Task requirements >>
All records below must be retyped exactly.

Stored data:
......

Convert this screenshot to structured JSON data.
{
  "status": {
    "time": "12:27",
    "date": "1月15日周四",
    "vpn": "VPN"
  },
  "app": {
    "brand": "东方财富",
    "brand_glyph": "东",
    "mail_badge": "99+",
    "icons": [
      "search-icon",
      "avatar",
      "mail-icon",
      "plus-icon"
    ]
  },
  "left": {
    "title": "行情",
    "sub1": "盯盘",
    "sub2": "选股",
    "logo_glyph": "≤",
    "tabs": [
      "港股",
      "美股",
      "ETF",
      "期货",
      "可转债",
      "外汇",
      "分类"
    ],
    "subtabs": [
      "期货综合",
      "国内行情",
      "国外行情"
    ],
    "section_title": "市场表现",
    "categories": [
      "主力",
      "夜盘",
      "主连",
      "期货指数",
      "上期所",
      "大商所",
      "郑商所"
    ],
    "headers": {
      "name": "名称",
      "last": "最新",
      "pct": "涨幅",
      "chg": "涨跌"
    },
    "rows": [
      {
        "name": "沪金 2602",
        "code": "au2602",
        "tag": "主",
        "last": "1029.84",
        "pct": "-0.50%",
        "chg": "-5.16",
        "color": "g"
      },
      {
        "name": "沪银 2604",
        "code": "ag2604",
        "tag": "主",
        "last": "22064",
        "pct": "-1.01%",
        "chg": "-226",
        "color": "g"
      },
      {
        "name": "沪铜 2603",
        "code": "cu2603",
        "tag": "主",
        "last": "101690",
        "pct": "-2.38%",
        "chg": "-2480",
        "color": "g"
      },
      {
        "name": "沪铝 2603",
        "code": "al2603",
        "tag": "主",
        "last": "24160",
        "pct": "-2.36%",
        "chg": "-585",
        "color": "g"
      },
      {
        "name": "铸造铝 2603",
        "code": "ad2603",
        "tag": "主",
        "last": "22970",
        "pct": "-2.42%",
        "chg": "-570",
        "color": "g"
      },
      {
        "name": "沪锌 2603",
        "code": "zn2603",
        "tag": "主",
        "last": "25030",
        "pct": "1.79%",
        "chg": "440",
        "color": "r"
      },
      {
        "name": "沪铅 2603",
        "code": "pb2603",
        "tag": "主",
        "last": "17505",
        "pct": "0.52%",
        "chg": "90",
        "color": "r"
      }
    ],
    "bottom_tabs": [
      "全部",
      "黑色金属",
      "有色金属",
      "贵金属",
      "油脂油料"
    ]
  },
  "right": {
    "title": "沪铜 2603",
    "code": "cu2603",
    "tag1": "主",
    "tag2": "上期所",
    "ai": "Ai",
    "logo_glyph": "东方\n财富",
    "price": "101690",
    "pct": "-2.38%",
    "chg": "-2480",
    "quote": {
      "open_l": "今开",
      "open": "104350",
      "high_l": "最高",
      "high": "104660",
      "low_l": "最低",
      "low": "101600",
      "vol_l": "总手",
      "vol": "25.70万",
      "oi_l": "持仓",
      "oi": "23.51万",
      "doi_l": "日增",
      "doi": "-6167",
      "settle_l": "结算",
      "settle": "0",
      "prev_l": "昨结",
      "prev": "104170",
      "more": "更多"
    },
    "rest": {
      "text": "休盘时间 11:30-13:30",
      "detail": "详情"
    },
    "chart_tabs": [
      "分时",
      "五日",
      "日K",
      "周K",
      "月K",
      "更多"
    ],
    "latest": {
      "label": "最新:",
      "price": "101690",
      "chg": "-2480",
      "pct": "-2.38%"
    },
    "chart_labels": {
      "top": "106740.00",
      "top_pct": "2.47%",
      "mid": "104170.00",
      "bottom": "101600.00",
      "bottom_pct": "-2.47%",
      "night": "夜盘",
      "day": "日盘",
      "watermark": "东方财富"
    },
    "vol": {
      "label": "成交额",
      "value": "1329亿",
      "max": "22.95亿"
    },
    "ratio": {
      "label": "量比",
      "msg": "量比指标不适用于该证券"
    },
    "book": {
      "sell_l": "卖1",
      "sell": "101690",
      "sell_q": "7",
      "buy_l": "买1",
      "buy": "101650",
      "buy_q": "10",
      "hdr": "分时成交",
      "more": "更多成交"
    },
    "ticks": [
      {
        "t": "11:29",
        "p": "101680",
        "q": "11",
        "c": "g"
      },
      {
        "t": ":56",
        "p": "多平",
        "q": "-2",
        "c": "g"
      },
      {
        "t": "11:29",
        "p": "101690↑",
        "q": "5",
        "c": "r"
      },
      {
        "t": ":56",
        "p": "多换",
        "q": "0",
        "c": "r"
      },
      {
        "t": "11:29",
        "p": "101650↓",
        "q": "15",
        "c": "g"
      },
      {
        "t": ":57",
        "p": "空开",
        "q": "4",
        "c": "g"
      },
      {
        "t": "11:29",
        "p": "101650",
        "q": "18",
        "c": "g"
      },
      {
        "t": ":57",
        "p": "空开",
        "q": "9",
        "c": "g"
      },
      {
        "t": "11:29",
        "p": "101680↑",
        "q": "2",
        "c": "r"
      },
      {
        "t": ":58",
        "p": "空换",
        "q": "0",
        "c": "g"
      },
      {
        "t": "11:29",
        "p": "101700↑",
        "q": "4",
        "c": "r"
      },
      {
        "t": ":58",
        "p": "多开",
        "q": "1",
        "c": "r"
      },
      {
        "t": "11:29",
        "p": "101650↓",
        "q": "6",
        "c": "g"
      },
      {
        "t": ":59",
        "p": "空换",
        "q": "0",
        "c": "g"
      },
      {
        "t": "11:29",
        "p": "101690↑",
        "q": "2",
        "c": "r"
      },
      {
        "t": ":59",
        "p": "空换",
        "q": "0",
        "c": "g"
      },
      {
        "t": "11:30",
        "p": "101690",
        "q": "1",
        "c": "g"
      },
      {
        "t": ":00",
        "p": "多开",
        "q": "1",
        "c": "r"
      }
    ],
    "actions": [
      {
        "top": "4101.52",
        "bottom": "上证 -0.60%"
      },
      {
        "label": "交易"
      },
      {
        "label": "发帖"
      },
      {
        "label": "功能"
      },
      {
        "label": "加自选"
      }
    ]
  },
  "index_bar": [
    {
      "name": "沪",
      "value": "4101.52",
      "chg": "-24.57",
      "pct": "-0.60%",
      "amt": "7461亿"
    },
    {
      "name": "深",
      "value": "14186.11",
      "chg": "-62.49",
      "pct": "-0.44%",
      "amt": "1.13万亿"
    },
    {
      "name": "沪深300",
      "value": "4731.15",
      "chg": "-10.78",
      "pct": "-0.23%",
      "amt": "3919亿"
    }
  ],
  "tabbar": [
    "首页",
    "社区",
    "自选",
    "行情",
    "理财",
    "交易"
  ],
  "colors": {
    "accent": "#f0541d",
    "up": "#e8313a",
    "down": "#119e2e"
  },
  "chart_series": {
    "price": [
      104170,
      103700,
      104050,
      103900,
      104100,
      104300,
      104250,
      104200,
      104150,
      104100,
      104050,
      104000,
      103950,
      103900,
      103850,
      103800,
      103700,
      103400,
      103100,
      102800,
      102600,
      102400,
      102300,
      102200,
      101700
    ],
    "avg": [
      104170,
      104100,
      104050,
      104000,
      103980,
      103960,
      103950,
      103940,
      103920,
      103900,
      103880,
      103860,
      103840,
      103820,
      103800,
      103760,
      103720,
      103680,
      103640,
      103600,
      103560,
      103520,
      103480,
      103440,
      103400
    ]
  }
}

......

Full solution >>
Convert this screenshot to structured JSON data.
{
  "status": {
    "time": "12:27",
    "date": "1月15日周四",
    "vpn": "VPN"
  },
  "app": {
    "brand": "东方财富",
    "brand_glyph": "东",
    "mail_badge": "99+",
    "icons": [
      "search-icon",
      "avatar",
      "mail-icon",
      "plus-icon"
    ]
  },
  "left": {
    "title": "行情",
    "sub1": "盯盘",
    "sub2": "选股",
    "logo_glyph": "≤",
    "tabs": [
      "港股",
      "美股",
      "ETF",
      "期货",
      "可转债",
      "外汇",
      "分类"
    ],
    "subtabs": [
      "期货综合",
      "国内行情",
      "国外行情"
    ],
    "section_title": "市场表现",
    "categories": [
      "主力",
      "夜盘",
      "主连",
      "期货指数",
      "上期所",
      "大商所",
      "郑商所"
    ],
    "headers": {
      "name": "名称",
      "last": "最新",
      "pct": "涨幅",
      "chg": "涨跌"
    },
    "rows": [
      {
        "name": "沪金 2602",
        "code": "au2602",
        "tag": "主",
        "last": "1029.84",
        "pct": "-0.50%",
        "chg": "-5.16",
        "color": "g"
      },
      {
        "name": "沪银 2604",
        "code": "ag2604",
        "tag": "主",
        "last": "22064",
        "pct": "-1.01%",
        "chg": "-226",
        "color": "g"
      },
      {
        "name": "沪铜 2603",
        "code": "cu2603",
        "tag": "主",
        "last": "101690",
        "pct": "-2.38%",
        "chg": "-2480",
        "color": "g"
      },
      {
        "name": "沪铝 2603",
        "code": "al2603",
        "tag": "主",
        "last": "24160",
        "pct": "-2.36%",
        "chg": "-585",
        "color": "g"
      },
      {
        "name": "铸造铝 2603",
        "code": "ad2603",
        "tag": "主",
        "last": "22970",
        "pct": "-2.42%",
        "chg": "-570",
        "color": "g"
      },
      {
        "name": "沪锌 2603",
        "code": "zn2603",
        "tag": "主",
        "last": "25030",
        "pct": "1.79%",
        "chg": "440",
        "color": "r"
      },
      {
        "name": "沪铅 2603",
        "code": "pb2603",
        "tag": "主",
        "last": "17505",
        "pct": "0.52%",
        "chg": "90",
        "color": "r"
      }
    ],
    "bottom_tabs": [
      "全部",
      "黑色金属",
      "有色金属",
      "贵金属",
      "油脂油料"
    ]
  },
  "right": {
    "title": "沪铜 2603",
    "code": "cu2603",
    "tag1": "主",
    "tag2": "上期所",
    "ai": "Ai",
    "logo_glyph": "东方\n财富",
    "price": "101690",
    "pct": "-2.38%",
    "chg": "-2480",
    "quote": {
      "open_l": "今开",
      "open": "104350",
      "high_l": "最高",
      "high": "104660",
      "low_l": "最低",
      "low": "101600",
      "vol_l": "总手",
      "vol": "25.70万",
      "oi_l": "持仓",
      "oi": "23.51万",
      "doi_l": "日增",
      "doi": "-6167",
      "settle_l": "结算",
      "settle": "0",
      "prev_l": "昨结",
      "prev": "104170",
      "more": "更多"
    },
    "rest": {
      "text": "休盘时间 11:30-13:30",
      "detail": "详情"
    },
    "chart_tabs": [
      "分时",
      "五日",
      "日K",
      "周K",
      "月K",
      "更多"
    ],
    "latest": {
      "label": "最新:",
      "price": "101690",
      "chg": "-2480",
      "pct": "-2.38%"
    },
    "chart_labels": {
      "top": "106740.00",
      "top_pct": "2.47%",
      "mid": "104170.00",
      "bottom": "101600.00",
      "bottom_pct": "-2.47%",
      "night": "夜盘",
      "day": "日盘",
      "watermark": "东方财富"
    },
    "vol": {
      "label": "成交额",
      "value": "1329亿",
      "max": "22.95亿"
    },
    "ratio": {
      "label": "量比",
      "msg": "量比指标不适用于该证券"
    },
    "book": {
      "sell_l": "卖1",
      "sell": "101690",
      "sell_q": "7",
      "buy_l": "买1",
      "buy": "101650",
      "buy_q": "10",
      "hdr": "分时成交",
      "more": "更多成交"
    },
    "ticks": [
      {
        "t": "11:29",
        "p": "101680",
        "q": "11",
        "c": "g"
      },
      {
        "t": ":56",
        "p": "多平",
        "q": "-2",
        "c": "g"
      },
      {
        "t": "11:29",
        "p": "101690↑",
        "q": "5",
        "c": "r"
      },
      {
        "t": ":56",
        "p": "多换",
        "q": "0",
        "c": "r"
      },
      {
        "t": "11:29",
        "p": "101650↓",
        "q": "15",
        "c": "g"
      },
      {
        "t": ":57",
        "p": "空开",
        "q": "4",
        "c": "g"
      },
      {
        "t": "11:29",
        "p": "101650",
        "q": "18",
        "c": "g"
      },
      {
        "t": ":57",
        "p": "空开",
        "q": "9",
        "c": "g"
      },
      {
        "t": "11:29",
        "p": "101680↑",
        "q": "2",
        "c": "r"
      },
      {
        "t": ":58",
        "p": "空换",
        "q": "0",
        "c": "g"
      },
      {
        "t": "11:29",
        "p": "101700↑",
        "q": "4",
        "c": "r"
      },
      {
        "t": ":58",
        "p": "多开",
        "q": "1",
        "c": "r"
      },
      {
        "t": "11:29",
        "p": "101650↓",
        "q": "6",
        "c": "g"
      },
      {
        "t": ":59",
        "p": "空换",
        "q": "0",
        "c": "g"
      },
      {
        "t": "11:29",
        "p": "101690↑",
        "q": "2",
        "c": "r"
      },
      {
        "t": ":59",
        "p": "空换",
        "q": "0",
        "c": "g"
      },
      {
        "t": "11:30",
        "p": "101690",
        "q": "1",
        "c": "g"
      },
      {
        "t": ":00",
        "p": "多开",
        "q": "1",
        "c": "r"
      }
    ],
    "actions": [
      {
        "top": "4101.52",
        "bottom": "上证 -0.60%"
      },
      {
        "label": "交易"
      },
      {
        "label": "发帖"
      },
      {
        "label": "功能"
      },
      {
        "label": "加自选"
      }
    ]
  },
  "index_bar": [
    {
      "name": "沪",
      "value": "4101.52",
      "chg": "-24.57",
      "pct": "-0.60%",
      "amt": "7461亿"
    },
    {
      "name": "深",
      "value": "14186.11",
      "chg": "-62.49",
      "pct": "-0.44%",
      "amt": "1.13万亿"
    },
    {
      "name": "沪深300",
      "value": "4731.15",
      "chg": "-10.78",
      "pct": "-0.23%",
      "amt": "3919亿"
    }
  ],
  "tabbar": [
    "首页",
    "社区",
    "自选",
    "行情",
    "理财",
    "交易"
  ],
  "colors": {
    "accent": "#f0541d",
    "up": "#e8313a",
    "down": "#119e2e"
  },
  "chart_series": {
    "price": [
      104170,
      103700,
      104050,
      103900,
      104100,
      104300,
      104250,
      104200,
      104150,
      104100,
      104050,
      104000,
      103950,
      103900,
      103850,
      103800,
      103700,
      103400,
      103100,
      102800,
      102600,
      102400,
      102300,
      102200,
      101700
    ],
    "avg": [
      104170,
      104100,
      104050,
      104000,
      103980,
      103960,
      103950,
      103940,
      103920,
      103900,
      103880,
      103860,
      103840,
      103820,
      103800,
      103760,
      103720,
      103680,
      103640,
      103600,
      103560,
      103520,
      103480,
      103440,
      103400
    ]
  }
}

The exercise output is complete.